Description of the task =>
Give the listing again exactly, omitting its images.

[Information provided start]

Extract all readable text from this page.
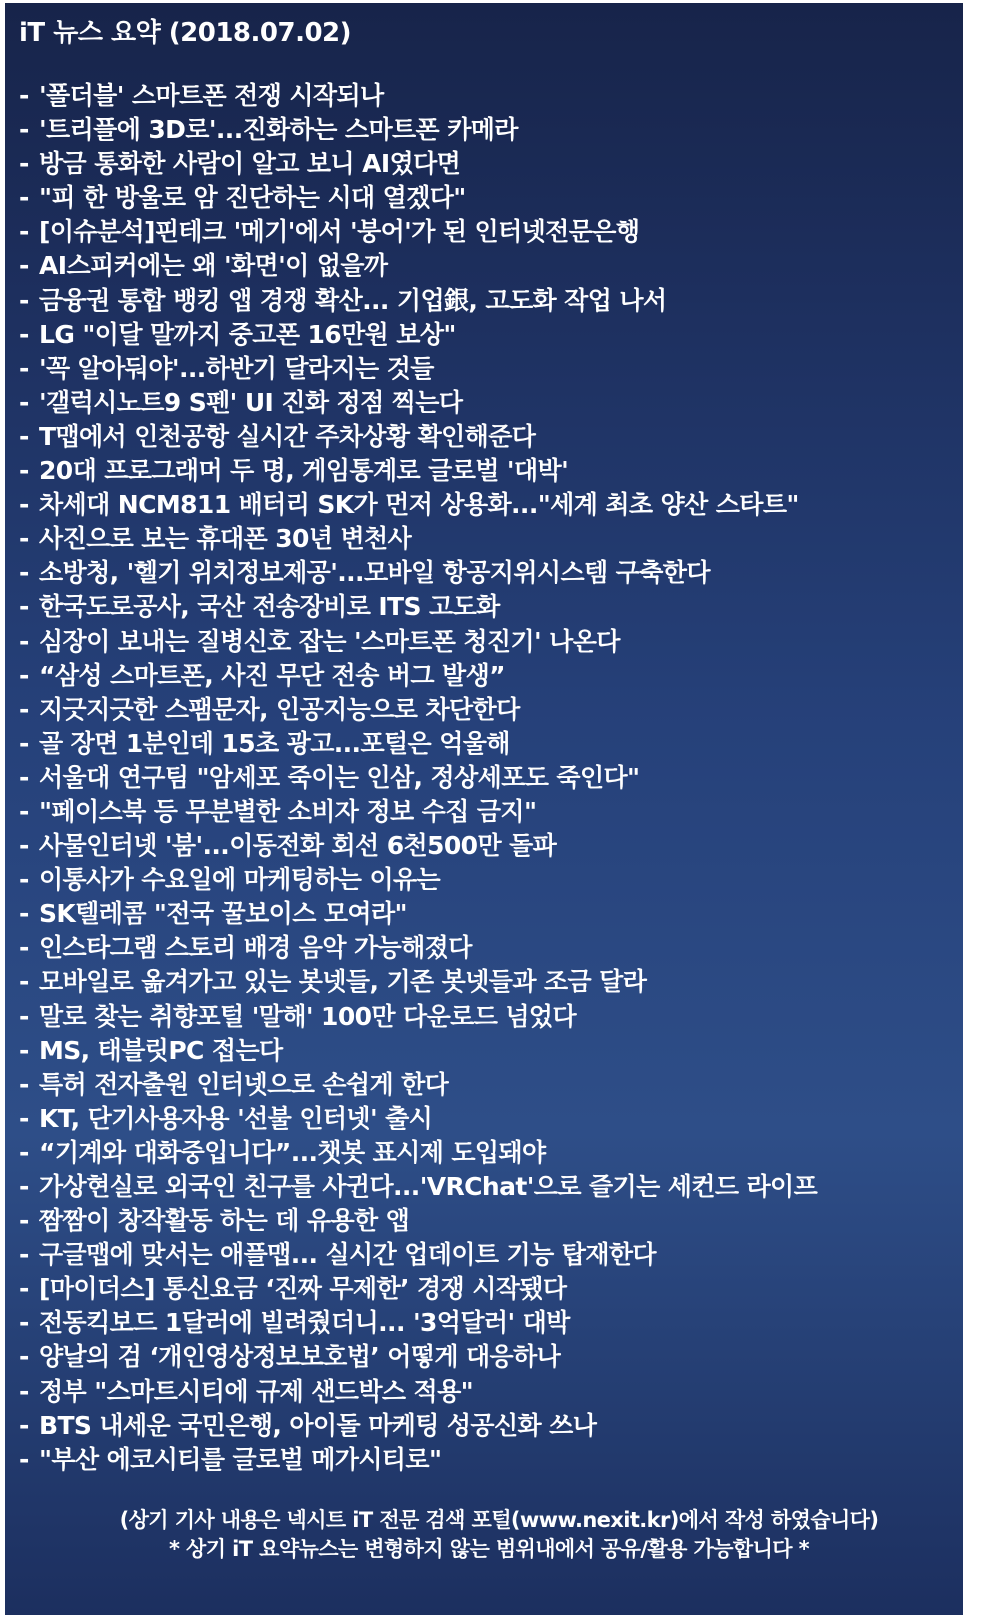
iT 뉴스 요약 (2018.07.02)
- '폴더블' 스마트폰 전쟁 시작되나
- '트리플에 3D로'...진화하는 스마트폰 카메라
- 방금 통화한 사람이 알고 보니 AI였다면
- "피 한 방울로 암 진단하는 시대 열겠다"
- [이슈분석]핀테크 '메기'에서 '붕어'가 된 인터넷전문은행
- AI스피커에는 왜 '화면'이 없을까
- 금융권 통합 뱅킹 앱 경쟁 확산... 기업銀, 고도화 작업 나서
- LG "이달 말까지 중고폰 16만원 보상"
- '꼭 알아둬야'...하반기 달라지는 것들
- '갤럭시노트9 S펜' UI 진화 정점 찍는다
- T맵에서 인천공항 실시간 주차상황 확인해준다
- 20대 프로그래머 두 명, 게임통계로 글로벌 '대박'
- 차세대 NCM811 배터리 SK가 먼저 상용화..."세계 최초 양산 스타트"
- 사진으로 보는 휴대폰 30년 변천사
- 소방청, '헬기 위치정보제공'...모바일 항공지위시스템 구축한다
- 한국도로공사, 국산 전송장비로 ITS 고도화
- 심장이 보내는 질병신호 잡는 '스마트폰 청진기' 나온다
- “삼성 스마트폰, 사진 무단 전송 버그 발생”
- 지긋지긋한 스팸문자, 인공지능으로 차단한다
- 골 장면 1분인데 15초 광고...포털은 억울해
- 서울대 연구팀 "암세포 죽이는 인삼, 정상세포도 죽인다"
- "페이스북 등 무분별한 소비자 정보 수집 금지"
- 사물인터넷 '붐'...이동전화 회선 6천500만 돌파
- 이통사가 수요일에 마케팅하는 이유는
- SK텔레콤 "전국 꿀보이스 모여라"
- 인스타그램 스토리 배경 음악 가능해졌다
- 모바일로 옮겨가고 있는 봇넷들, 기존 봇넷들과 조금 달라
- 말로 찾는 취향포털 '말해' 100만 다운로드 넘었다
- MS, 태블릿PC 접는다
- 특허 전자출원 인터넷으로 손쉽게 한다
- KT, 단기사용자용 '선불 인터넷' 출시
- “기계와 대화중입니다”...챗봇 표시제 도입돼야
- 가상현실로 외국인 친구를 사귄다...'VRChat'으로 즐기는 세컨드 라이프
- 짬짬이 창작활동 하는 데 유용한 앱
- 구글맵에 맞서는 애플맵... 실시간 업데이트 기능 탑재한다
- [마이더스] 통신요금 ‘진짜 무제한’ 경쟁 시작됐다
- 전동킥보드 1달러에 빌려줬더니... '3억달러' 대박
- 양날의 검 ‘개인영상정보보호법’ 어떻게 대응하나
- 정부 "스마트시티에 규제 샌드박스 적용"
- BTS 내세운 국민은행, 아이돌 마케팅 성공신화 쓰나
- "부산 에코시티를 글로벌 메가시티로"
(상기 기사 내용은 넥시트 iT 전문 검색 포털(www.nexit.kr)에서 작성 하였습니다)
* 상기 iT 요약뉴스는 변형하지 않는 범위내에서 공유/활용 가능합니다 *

[Information provided end]

Result of the exercise =>
Extract all readable text from this page.
iT 뉴스 요약 (2018.07.02)
- '폴더블' 스마트폰 전쟁 시작되나
- '트리플에 3D로'...진화하는 스마트폰 카메라
- 방금 통화한 사람이 알고 보니 AI였다면
- "피 한 방울로 암 진단하는 시대 열겠다"
- [이슈분석]핀테크 '메기'에서 '붕어'가 된 인터넷전문은행
- AI스피커에는 왜 '화면'이 없을까
- 금융권 통합 뱅킹 앱 경쟁 확산... 기업銀, 고도화 작업 나서
- LG "이달 말까지 중고폰 16만원 보상"
- '꼭 알아둬야'...하반기 달라지는 것들
- '갤럭시노트9 S펜' UI 진화 정점 찍는다
- T맵에서 인천공항 실시간 주차상황 확인해준다
- 20대 프로그래머 두 명, 게임통계로 글로벌 '대박'
- 차세대 NCM811 배터리 SK가 먼저 상용화..."세계 최초 양산 스타트"
- 사진으로 보는 휴대폰 30년 변천사
- 소방청, '헬기 위치정보제공'...모바일 항공지위시스템 구축한다
- 한국도로공사, 국산 전송장비로 ITS 고도화
- 심장이 보내는 질병신호 잡는 '스마트폰 청진기' 나온다
- “삼성 스마트폰, 사진 무단 전송 버그 발생”
- 지긋지긋한 스팸문자, 인공지능으로 차단한다
- 골 장면 1분인데 15초 광고...포털은 억울해
- 서울대 연구팀 "암세포 죽이는 인삼, 정상세포도 죽인다"
- "페이스북 등 무분별한 소비자 정보 수집 금지"
- 사물인터넷 '붐'...이동전화 회선 6천500만 돌파
- 이통사가 수요일에 마케팅하는 이유는
- SK텔레콤 "전국 꿀보이스 모여라"
- 인스타그램 스토리 배경 음악 가능해졌다
- 모바일로 옮겨가고 있는 봇넷들, 기존 봇넷들과 조금 달라
- 말로 찾는 취향포털 '말해' 100만 다운로드 넘었다
- MS, 태블릿PC 접는다
- 특허 전자출원 인터넷으로 손쉽게 한다
- KT, 단기사용자용 '선불 인터넷' 출시
- “기계와 대화중입니다”...챗봇 표시제 도입돼야
- 가상현실로 외국인 친구를 사귄다...'VRChat'으로 즐기는 세컨드 라이프
- 짬짬이 창작활동 하는 데 유용한 앱
- 구글맵에 맞서는 애플맵... 실시간 업데이트 기능 탑재한다
- [마이더스] 통신요금 ‘진짜 무제한’ 경쟁 시작됐다
- 전동킥보드 1달러에 빌려줬더니... '3억달러' 대박
- 양날의 검 ‘개인영상정보보호법’ 어떻게 대응하나
- 정부 "스마트시티에 규제 샌드박스 적용"
- BTS 내세운 국민은행, 아이돌 마케팅 성공신화 쓰나
- "부산 에코시티를 글로벌 메가시티로"
(상기 기사 내용은 넥시트 iT 전문 검색 포털(www.nexit.kr)에서 작성 하였습니다)
* 상기 iT 요약뉴스는 변형하지 않는 범위내에서 공유/활용 가능합니다 *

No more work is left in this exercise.